WORK TO BE COMPLETED >> Swap every "help-icon" in the lines below for "info-icon" and reproduce the lines otherwise unchanged, leaving out the pictures.

++++++

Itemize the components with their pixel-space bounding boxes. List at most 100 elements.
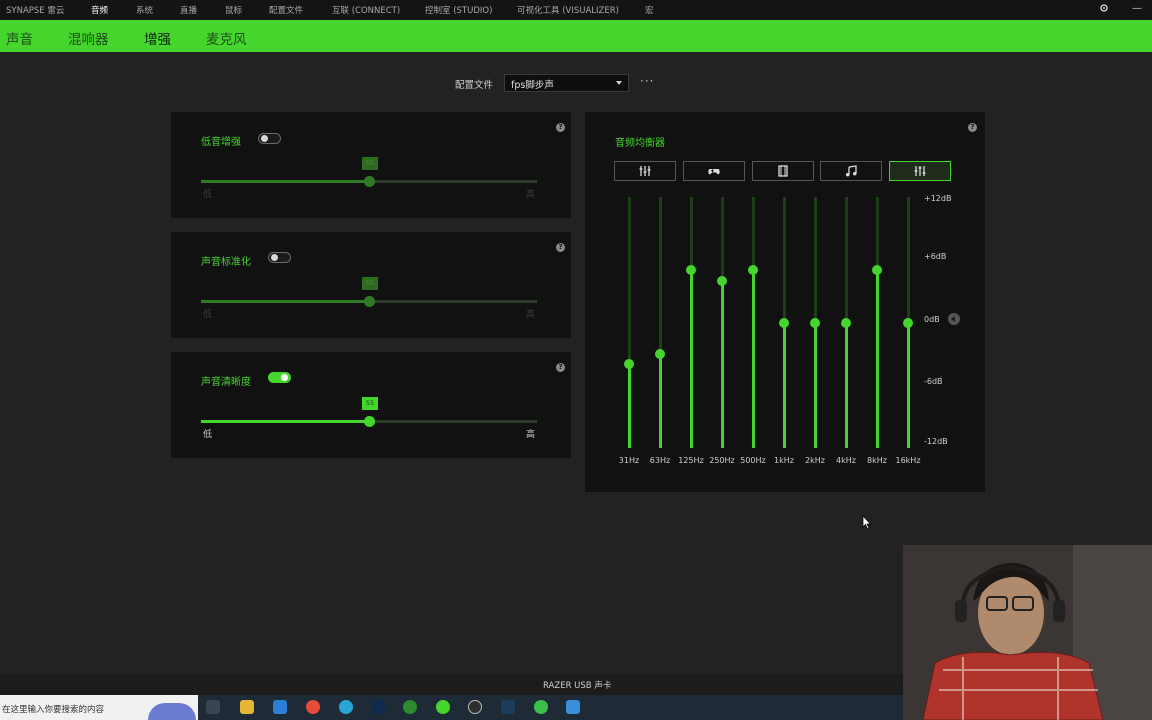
eq-preset-custom[interactable] <box>889 161 951 181</box>
wechat-icon[interactable] <box>534 700 548 714</box>
help-icon[interactable]: ? <box>968 123 977 132</box>
tab-sound[interactable]: 声音 <box>6 28 33 48</box>
eq-slider-thumb[interactable] <box>810 317 820 328</box>
slider-fill <box>201 180 369 183</box>
tab-microphone[interactable]: 麦克风 <box>206 28 247 48</box>
sound-normalization-toggle[interactable] <box>268 252 291 263</box>
mouse-cursor-icon <box>862 515 872 530</box>
eq-db-label: -6dB <box>924 377 943 386</box>
slider-thumb[interactable] <box>364 416 375 427</box>
nav-synapse[interactable]: SYNAPSE 雷云 <box>6 4 64 16</box>
eq-slider-thumb[interactable] <box>903 317 913 328</box>
sliders-icon <box>639 166 651 176</box>
nav-audio[interactable]: 音频 <box>91 4 108 16</box>
slider-high-label: 高 <box>526 430 536 440</box>
eq-preset-movie[interactable] <box>752 161 814 181</box>
task-view-icon[interactable] <box>206 700 220 714</box>
slider-thumb[interactable] <box>364 176 375 187</box>
help-icon[interactable]: ? <box>556 123 565 132</box>
app-window: SYNAPSE 雷云 音频 系统 直播 鼠标 配置文件 互联 (CONNECT)… <box>0 0 1152 720</box>
eq-slider-fill <box>782 322 786 448</box>
eq-slider-fill <box>720 280 724 448</box>
custom-sliders-icon <box>914 166 926 176</box>
steam-icon[interactable] <box>501 700 515 714</box>
sound-normalization-title: 声音标准化 <box>201 257 251 268</box>
slider-low-label: 低 <box>203 430 213 440</box>
eq-reset-button[interactable] <box>948 313 960 325</box>
slider-fill <box>201 300 369 303</box>
profile-label: 配置文件 <box>455 80 494 91</box>
profile-value: fps脚步声 <box>511 80 554 91</box>
edge-icon[interactable] <box>339 700 353 714</box>
slider-fill <box>201 420 369 423</box>
mail-icon[interactable] <box>273 700 287 714</box>
slider-low-label: 低 <box>203 310 213 320</box>
profile-dropdown[interactable]: fps脚步声 <box>504 74 629 92</box>
eq-preset-game[interactable] <box>683 161 745 181</box>
nav-studio[interactable]: 控制室 (STUDIO) <box>425 4 492 16</box>
chrome-icon[interactable] <box>306 700 320 714</box>
equalizer-title: 音频均衡器 <box>615 138 665 149</box>
eq-slider-fill <box>906 322 910 448</box>
webcam-overlay <box>903 545 1152 720</box>
sound-clarity-panel: ? 声音清晰度 55 低 高 <box>171 352 571 458</box>
bass-boost-slider[interactable] <box>201 176 537 187</box>
more-options-button[interactable]: ··· <box>640 74 654 88</box>
nav-profiles[interactable]: 配置文件 <box>269 4 303 16</box>
bass-boost-title: 低音增强 <box>201 137 241 148</box>
sound-clarity-title: 声音清晰度 <box>201 377 251 388</box>
sound-clarity-toggle[interactable] <box>268 372 291 383</box>
sound-clarity-value-bubble: 55 <box>362 397 378 410</box>
eq-db-label: +6dB <box>924 252 947 261</box>
eq-preset-music[interactable] <box>820 161 882 181</box>
photos-icon[interactable] <box>566 700 580 714</box>
help-icon[interactable]: ? <box>556 363 565 372</box>
nav-mouse[interactable]: 鼠标 <box>225 4 242 16</box>
eq-slider-fill <box>658 353 662 448</box>
sound-normalization-panel: ? 声音标准化 55 低 高 <box>171 232 571 338</box>
eq-slider-fill <box>875 270 879 448</box>
chevron-down-icon <box>616 81 622 85</box>
top-nav: SYNAPSE 雷云 音频 系统 直播 鼠标 配置文件 互联 (CONNECT)… <box>0 0 1152 20</box>
photoshop-icon[interactable] <box>371 700 385 714</box>
gamepad-icon <box>708 169 720 175</box>
sub-nav: 声音 混响器 增强 麦克风 <box>0 20 1152 52</box>
eq-db-label: -12dB <box>924 437 948 446</box>
nav-visualizer[interactable]: 可视化工具 (VISUALIZER) <box>517 4 619 16</box>
gear-icon[interactable] <box>1099 3 1109 16</box>
eq-slider-fill <box>689 270 693 448</box>
bass-boost-value-bubble: 55 <box>362 157 378 170</box>
file-explorer-icon[interactable] <box>240 700 254 714</box>
tab-mixer[interactable]: 混响器 <box>68 28 109 48</box>
tab-enhancement[interactable]: 增强 <box>144 28 171 48</box>
taskbar-search-text: 在这里输入你要搜索的内容 <box>2 705 105 715</box>
music-note-icon <box>846 165 857 177</box>
device-name: RAZER USB 声卡 <box>543 681 612 691</box>
eq-slider-fill <box>844 322 848 448</box>
eq-db-label: 0dB <box>924 315 940 324</box>
minimize-button[interactable]: — <box>1132 3 1142 14</box>
nav-macro[interactable]: 宏 <box>645 4 654 16</box>
razer-icon[interactable] <box>436 700 450 714</box>
nav-streaming[interactable]: 直播 <box>180 4 197 16</box>
search-highlight-art <box>148 703 196 720</box>
eq-slider-fill <box>813 322 817 448</box>
eq-preset-default[interactable] <box>614 161 676 181</box>
eq-slider-thumb[interactable] <box>841 317 851 328</box>
slider-high-label: 高 <box>526 190 536 200</box>
sound-normalization-value-bubble: 55 <box>362 277 378 290</box>
xbox-icon[interactable] <box>403 700 417 714</box>
sound-clarity-slider[interactable] <box>201 416 537 427</box>
sound-normalization-slider[interactable] <box>201 296 537 307</box>
obs-icon[interactable] <box>468 700 482 714</box>
eq-slider-thumb[interactable] <box>655 348 665 359</box>
eq-slider-thumb[interactable] <box>717 275 727 286</box>
slider-thumb[interactable] <box>364 296 375 307</box>
bass-boost-toggle[interactable] <box>258 133 281 144</box>
eq-slider-fill <box>751 270 755 448</box>
bass-boost-panel: ? 低音增强 55 低 高 <box>171 112 571 218</box>
nav-connect[interactable]: 互联 (CONNECT) <box>332 4 400 16</box>
nav-system[interactable]: 系统 <box>136 4 153 16</box>
eq-slider-thumb[interactable] <box>779 317 789 328</box>
help-icon[interactable]: ? <box>556 243 565 252</box>
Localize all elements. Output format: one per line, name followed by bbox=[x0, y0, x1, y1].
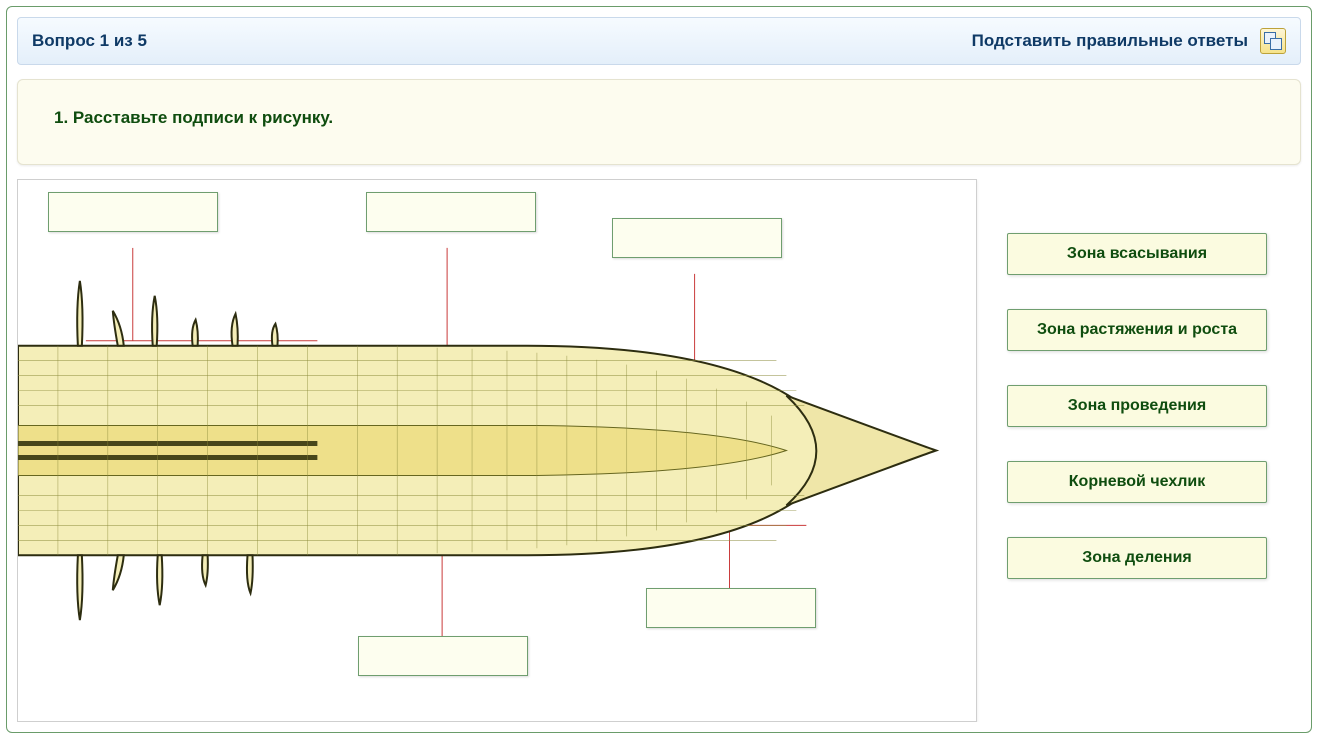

++++++

EXERCISE OUTPUT >>
Itemize the components with their pixel-space bounding boxes. List at most 100 elements.
eq-preset-custom[interactable] <box>889 161 951 181</box>
wechat-icon[interactable] <box>534 700 548 714</box>
info-icon[interactable]: ? <box>968 123 977 132</box>
tab-sound[interactable]: 声音 <box>6 28 33 48</box>
eq-slider-thumb[interactable] <box>810 317 820 328</box>
slider-fill <box>201 180 369 183</box>
tab-microphone[interactable]: 麦克风 <box>206 28 247 48</box>
sound-normalization-toggle[interactable] <box>268 252 291 263</box>
mouse-cursor-icon <box>862 515 872 530</box>
eq-db-label: -6dB <box>924 377 943 386</box>
slider-thumb[interactable] <box>364 416 375 427</box>
nav-synapse[interactable]: SYNAPSE 雷云 <box>6 4 64 16</box>
eq-slider-thumb[interactable] <box>903 317 913 328</box>
sliders-icon <box>639 166 651 176</box>
nav-audio[interactable]: 音频 <box>91 4 108 16</box>
slider-high-label: 高 <box>526 430 536 440</box>
eq-preset-movie[interactable] <box>752 161 814 181</box>
task-view-icon[interactable] <box>206 700 220 714</box>
slider-thumb[interactable] <box>364 176 375 187</box>
info-icon[interactable]: ? <box>556 123 565 132</box>
app-window: SYNAPSE 雷云 音频 系统 直播 鼠标 配置文件 互联 (CONNECT)… <box>0 0 1152 720</box>
eq-slider-fill <box>782 322 786 448</box>
eq-slider-fill <box>720 280 724 448</box>
custom-sliders-icon <box>914 166 926 176</box>
steam-icon[interactable] <box>501 700 515 714</box>
sound-normalization-title: 声音标准化 <box>201 257 251 268</box>
slider-low-label: 低 <box>203 430 213 440</box>
eq-reset-button[interactable] <box>948 313 960 325</box>
slider-fill <box>201 300 369 303</box>
profile-label: 配置文件 <box>455 80 494 91</box>
profile-value: fps脚步声 <box>511 80 554 91</box>
edge-icon[interactable] <box>339 700 353 714</box>
slider-fill <box>201 420 369 423</box>
mail-icon[interactable] <box>273 700 287 714</box>
slider-low-label: 低 <box>203 310 213 320</box>
profile-dropdown[interactable]: fps脚步声 <box>504 74 629 92</box>
eq-preset-game[interactable] <box>683 161 745 181</box>
nav-studio[interactable]: 控制室 (STUDIO) <box>425 4 492 16</box>
chrome-icon[interactable] <box>306 700 320 714</box>
equalizer-title: 音频均衡器 <box>615 138 665 149</box>
eq-slider-fill <box>906 322 910 448</box>
webcam-overlay <box>903 545 1152 720</box>
sound-clarity-panel: ? 声音清晰度 55 低 高 <box>171 352 571 458</box>
bass-boost-slider[interactable] <box>201 176 537 187</box>
more-options-button[interactable]: ··· <box>640 74 654 88</box>
nav-profiles[interactable]: 配置文件 <box>269 4 303 16</box>
bass-boost-title: 低音增强 <box>201 137 241 148</box>
sound-clarity-title: 声音清晰度 <box>201 377 251 388</box>
sound-clarity-toggle[interactable] <box>268 372 291 383</box>
sound-clarity-value-bubble: 55 <box>362 397 378 410</box>
eq-db-label: +6dB <box>924 252 947 261</box>
eq-preset-music[interactable] <box>820 161 882 181</box>
photos-icon[interactable] <box>566 700 580 714</box>
info-icon[interactable]: ? <box>556 363 565 372</box>
nav-mouse[interactable]: 鼠标 <box>225 4 242 16</box>
eq-slider-fill <box>658 353 662 448</box>
sound-normalization-panel: ? 声音标准化 55 低 高 <box>171 232 571 338</box>
eq-slider-fill <box>875 270 879 448</box>
chevron-down-icon <box>616 81 622 85</box>
top-nav: SYNAPSE 雷云 音频 系统 直播 鼠标 配置文件 互联 (CONNECT)… <box>0 0 1152 20</box>
photoshop-icon[interactable] <box>371 700 385 714</box>
gamepad-icon <box>708 169 720 175</box>
sub-nav: 声音 混响器 增强 麦克风 <box>0 20 1152 52</box>
eq-db-label: -12dB <box>924 437 948 446</box>
nav-visualizer[interactable]: 可视化工具 (VISUALIZER) <box>517 4 619 16</box>
gear-icon[interactable] <box>1099 3 1109 16</box>
eq-slider-fill <box>689 270 693 448</box>
bass-boost-value-bubble: 55 <box>362 157 378 170</box>
file-explorer-icon[interactable] <box>240 700 254 714</box>
tab-mixer[interactable]: 混响器 <box>68 28 109 48</box>
tab-enhancement[interactable]: 增强 <box>144 28 171 48</box>
taskbar-search-text: 在这里输入你要搜索的内容 <box>2 705 105 715</box>
music-note-icon <box>846 165 857 177</box>
device-name: RAZER USB 声卡 <box>543 681 612 691</box>
eq-slider-fill <box>844 322 848 448</box>
eq-db-label: 0dB <box>924 315 940 324</box>
minimize-button[interactable]: — <box>1132 3 1142 14</box>
nav-macro[interactable]: 宏 <box>645 4 654 16</box>
razer-icon[interactable] <box>436 700 450 714</box>
nav-streaming[interactable]: 直播 <box>180 4 197 16</box>
search-highlight-art <box>148 703 196 720</box>
eq-slider-fill <box>813 322 817 448</box>
eq-preset-default[interactable] <box>614 161 676 181</box>
eq-slider-thumb[interactable] <box>841 317 851 328</box>
slider-high-label: 高 <box>526 190 536 200</box>
sound-normalization-value-bubble: 55 <box>362 277 378 290</box>
xbox-icon[interactable] <box>403 700 417 714</box>
sound-clarity-slider[interactable] <box>201 416 537 427</box>
sound-normalization-slider[interactable] <box>201 296 537 307</box>
obs-icon[interactable] <box>468 700 482 714</box>
eq-slider-thumb[interactable] <box>655 348 665 359</box>
eq-slider-thumb[interactable] <box>717 275 727 286</box>
slider-thumb[interactable] <box>364 296 375 307</box>
bass-boost-toggle[interactable] <box>258 133 281 144</box>
eq-slider-fill <box>751 270 755 448</box>
bass-boost-panel: ? 低音增强 55 低 高 <box>171 112 571 218</box>
nav-connect[interactable]: 互联 (CONNECT) <box>332 4 400 16</box>
nav-system[interactable]: 系统 <box>136 4 153 16</box>
eq-slider-thumb[interactable] <box>779 317 789 328</box>
info-icon[interactable]: ? <box>556 243 565 252</box>
Localize all elements. Output format: one per line, name followed by bbox=[x0, y0, x1, y1].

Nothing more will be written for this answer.